WHAT YOU WILL DO:
Copy every line of the data in which the word "wardrobe" occurs.

────────

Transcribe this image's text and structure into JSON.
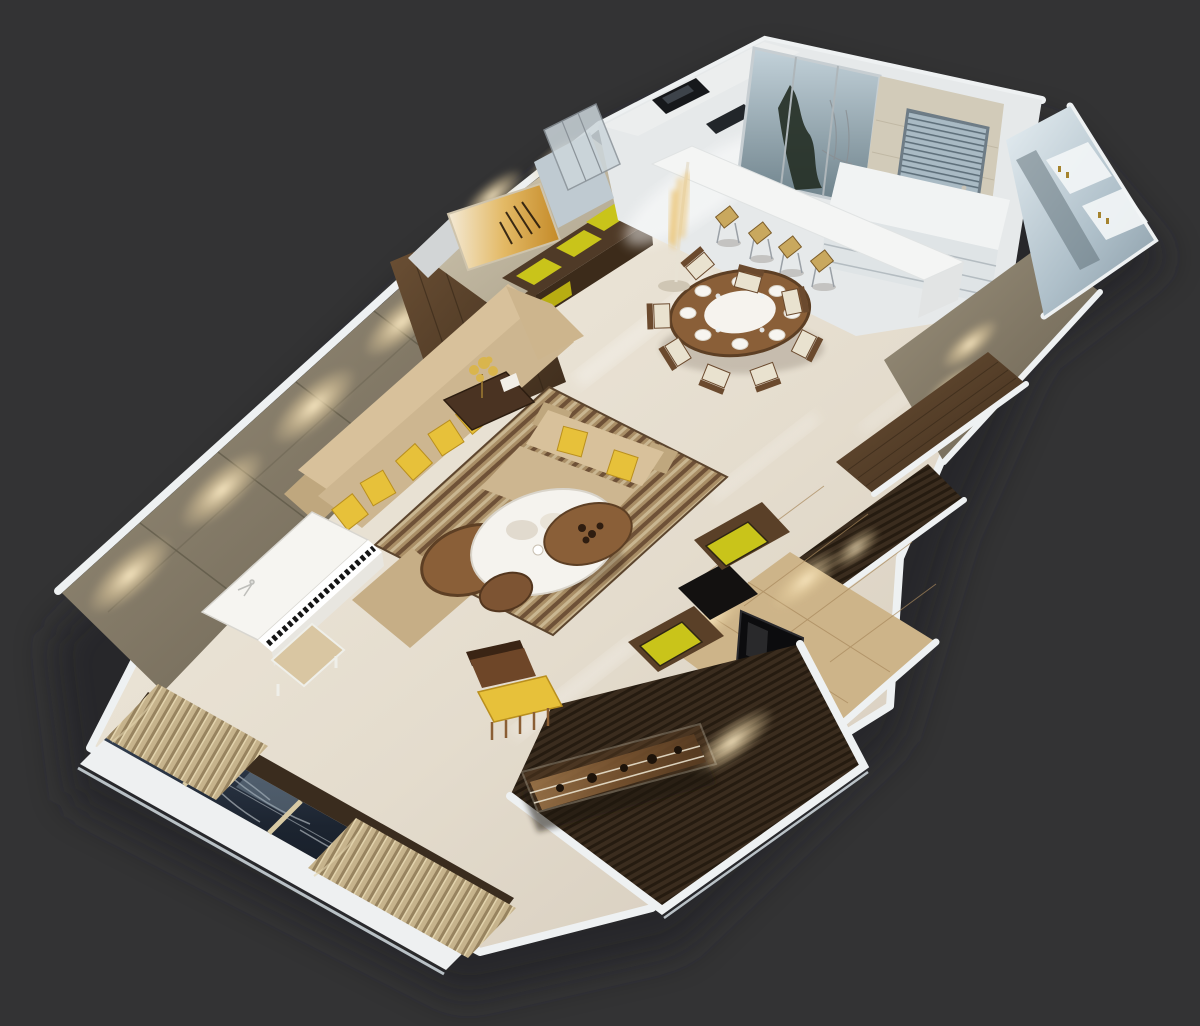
{
  "meta": {
    "description": "Isometric 3D cutaway floor-plan render of an apartment interior viewed from above on a dark charcoal backdrop",
    "view": "top-down isometric render, no visible text"
  },
  "palette": {
    "bg": "#333334",
    "shadow": "#232325",
    "outerWallWhite": "#eef1f2",
    "outerWallGray": "#b9c1c6",
    "marbleFloor": "#e8e1d4",
    "featureWallTaupe": "#8e8471",
    "lightPool": "#f6e7c2",
    "walnut": "#5d4430",
    "walnutDark": "#3c2b1b",
    "woodSlatDark": "#31251a",
    "chartreuse": "#c9c41a",
    "pillowYellow": "#e7c13a",
    "sofaBeige": "#cdb690",
    "sofaBack": "#d8c19b",
    "sofaShadow": "#bfa77e",
    "rugLight": "#c9b691",
    "rugDark": "#6e5137",
    "pianoWhite": "#f6f5f1",
    "benchBeige": "#d9c6a2",
    "curtainTan": "#b5a27e",
    "windowNight": "#1c242e",
    "windowFrameTan": "#d8caa4",
    "kitchenWhite": "#eceeee",
    "glassBlue": "#9fb3be",
    "stoneBeige": "#d2cbb9",
    "blindsBlue": "#9fb2bd",
    "mirrorSilver": "#cdd9df",
    "tileBeige": "#cdb489",
    "tvBlack": "#0c0c0e",
    "steelGray": "#9aa0a6",
    "woodMid": "#8a5f38",
    "chairCream": "#e9e2cf",
    "plateWhite": "#f7f5f0",
    "stoolWood": "#c9a85e",
    "brassGold": "#a5832e",
    "copperGlow": "#c89a63",
    "ovenBlack": "#16181b"
  },
  "scene": {
    "rooms": [
      {
        "name": "kitchen",
        "items": [
          "glass-sliding-door",
          "evergreen-tree-outside",
          "stone-wall",
          "window-with-blinds",
          "white-drawer-island",
          "built-in-oven",
          "cooktop",
          "glass-display-case",
          "bar-counter",
          "bar-stools",
          "decorative-floor-lamp"
        ],
        "bar_stool_count": 4
      },
      {
        "name": "dining-area",
        "items": [
          "round-dining-table",
          "lazy-susan-center",
          "dining-chairs",
          "place-settings",
          "sideboard-with-chartreuse-panels",
          "abstract-amber-painting"
        ],
        "chair_count": 8,
        "place_setting_count": 8
      },
      {
        "name": "living-room",
        "items": [
          "feature-wall-with-spotlights",
          "sectional-sofa",
          "yellow-throw-pillows",
          "loveseat",
          "striped-area-rug",
          "white-round-coffee-table",
          "wood-nesting-tables",
          "side-table-with-gold-tree",
          "white-upright-piano",
          "piano-bench",
          "armchair-with-yellow-cushion"
        ],
        "wall_spotlight_count": 4,
        "sofa_pillow_count": 5
      },
      {
        "name": "tv-wall",
        "items": [
          "beige-tile-wall",
          "flat-screen-tv",
          "media-consoles-with-yellow-shelves",
          "wood-slat-panels"
        ],
        "yellow_shelf_count": 2
      },
      {
        "name": "bathroom-vanity",
        "items": [
          "mirror-wall",
          "white-vanity-cabinets",
          "brass-faucets"
        ]
      },
      {
        "name": "hallway-wardrobe",
        "items": [
          "taupe-panel-wall-with-downlights",
          "wood-grain-wardrobe-band",
          "dark-slat-band"
        ]
      },
      {
        "name": "balcony-window-wall",
        "items": [
          "mullioned-window",
          "winter-trees-outside",
          "bunched-curtains",
          "white-sill-band",
          "dark-curtain-rail"
        ],
        "curtain_bunch_count": 2
      },
      {
        "name": "rear-deck",
        "items": [
          "dark-wood-slat-floor",
          "glass-display-shelf",
          "bonsai-decor"
        ]
      }
    ]
  }
}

────────

SOLUTION BELOW:
        "name": "hallway-wardrobe",
          "wood-grain-wardrobe-band",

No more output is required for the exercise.